#### [Written task]
Without the pictures, set down the records below word for word.

Stored items:

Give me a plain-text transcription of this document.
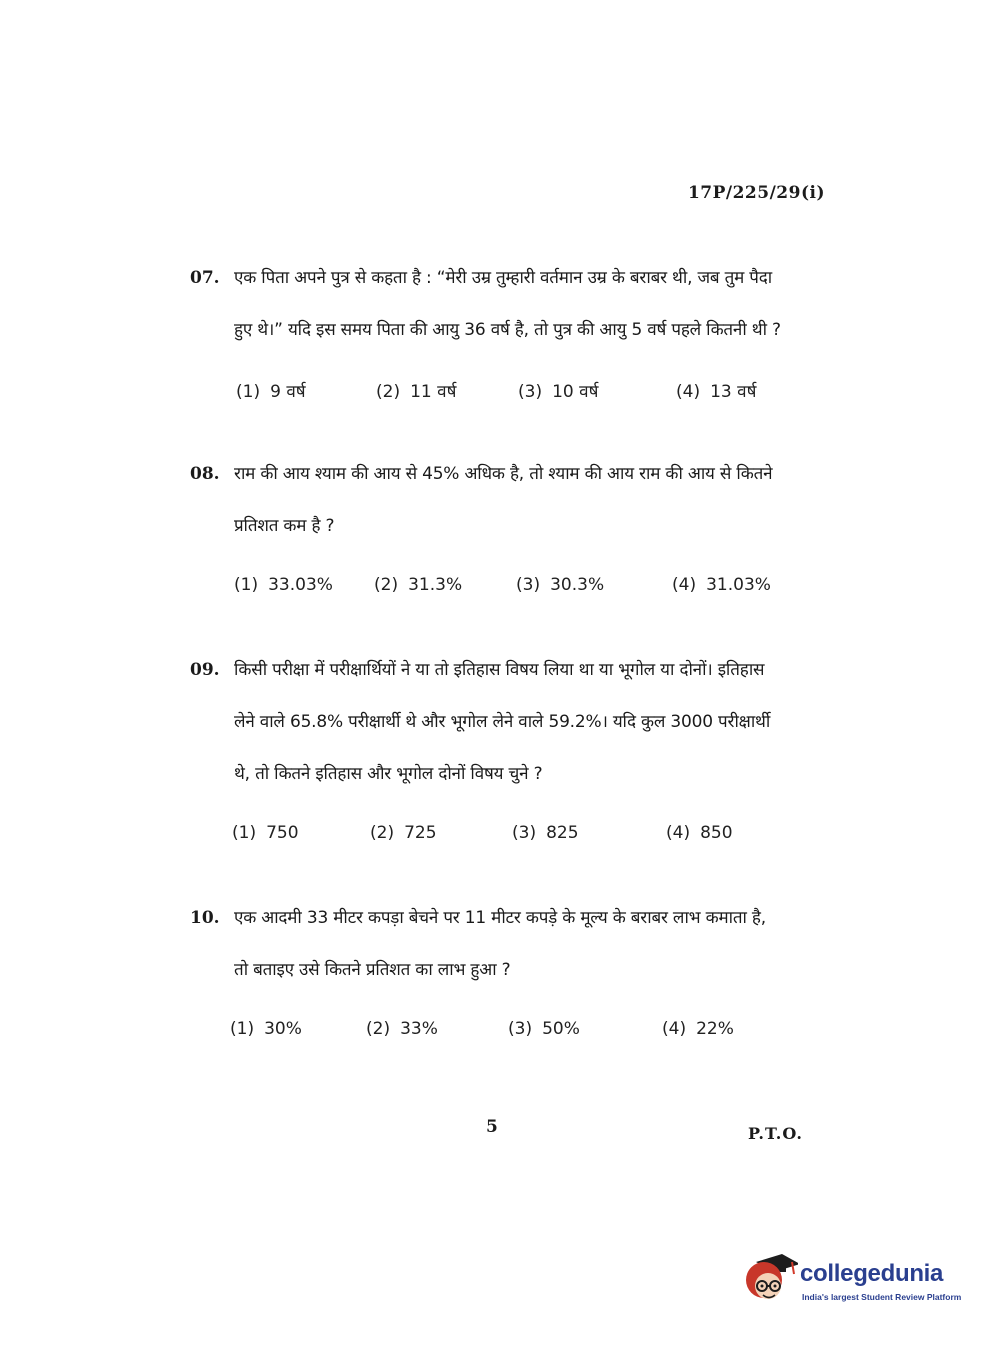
17P/225/29(i)
07. एक पिता अपने पुत्र से कहता है : “मेरी उम्र तुम्हारी वर्तमान उम्र के बराबर थी, जब तुम पैदा
हुए थे।” यदि इस समय पिता की आयु 36 वर्ष है, तो पुत्र की आयु 5 वर्ष पहले कितनी थी ?
(1) 9 वर्ष	(2) 11 वर्ष	(3) 10 वर्ष	(4) 13 वर्ष
08. राम की आय श्याम की आय से 45% अधिक है, तो श्याम की आय राम की आय से कितने
प्रतिशत कम है ?
(1) 33.03% (2) 31.3%	(3) 30.3%	(4) 31.03%
09. किसी परीक्षा में परीक्षार्थियों ने या तो इतिहास विषय लिया था या भूगोल या दोनों। इतिहास
लेने वाले 65.8% परीक्षार्थी थे और भूगोल लेने वाले 59.2%। यदि कुल 3000 परीक्षार्थी
थे, तो कितने इतिहास और भूगोल दोनों विषय चुने ?
(1) 750	(2) 725	(3) 825	(4) 850
10. एक आदमी 33 मीटर कपड़ा बेचने पर 11 मीटर कपड़े के मूल्य के बराबर लाभ कमाता है,
तो बताइए उसे कितने प्रतिशत का लाभ हुआ ?
(1) 30%	(2) 33%	(3) 50%	(4) 22%
5	P.T.O.
collegedunia
India's largest Student Review Platform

#### [Full output]
Give me a plain-text transcription of this document.
17P/225/29(i)
07. एक पिता अपने पुत्र से कहता है : “मेरी उम्र तुम्हारी वर्तमान उम्र के बराबर थी, जब तुम पैदा
हुए थे।” यदि इस समय पिता की आयु 36 वर्ष है, तो पुत्र की आयु 5 वर्ष पहले कितनी थी ?
(1) 9 वर्ष	(2) 11 वर्ष	(3) 10 वर्ष	(4) 13 वर्ष
08. राम की आय श्याम की आय से 45% अधिक है, तो श्याम की आय राम की आय से कितने
प्रतिशत कम है ?
(1) 33.03% (2) 31.3%	(3) 30.3%	(4) 31.03%
09. किसी परीक्षा में परीक्षार्थियों ने या तो इतिहास विषय लिया था या भूगोल या दोनों। इतिहास
लेने वाले 65.8% परीक्षार्थी थे और भूगोल लेने वाले 59.2%। यदि कुल 3000 परीक्षार्थी
थे, तो कितने इतिहास और भूगोल दोनों विषय चुने ?
(1) 750	(2) 725	(3) 825	(4) 850
10. एक आदमी 33 मीटर कपड़ा बेचने पर 11 मीटर कपड़े के मूल्य के बराबर लाभ कमाता है,
तो बताइए उसे कितने प्रतिशत का लाभ हुआ ?
(1) 30%	(2) 33%	(3) 50%	(4) 22%
5	P.T.O.
collegedunia
India's largest Student Review Platform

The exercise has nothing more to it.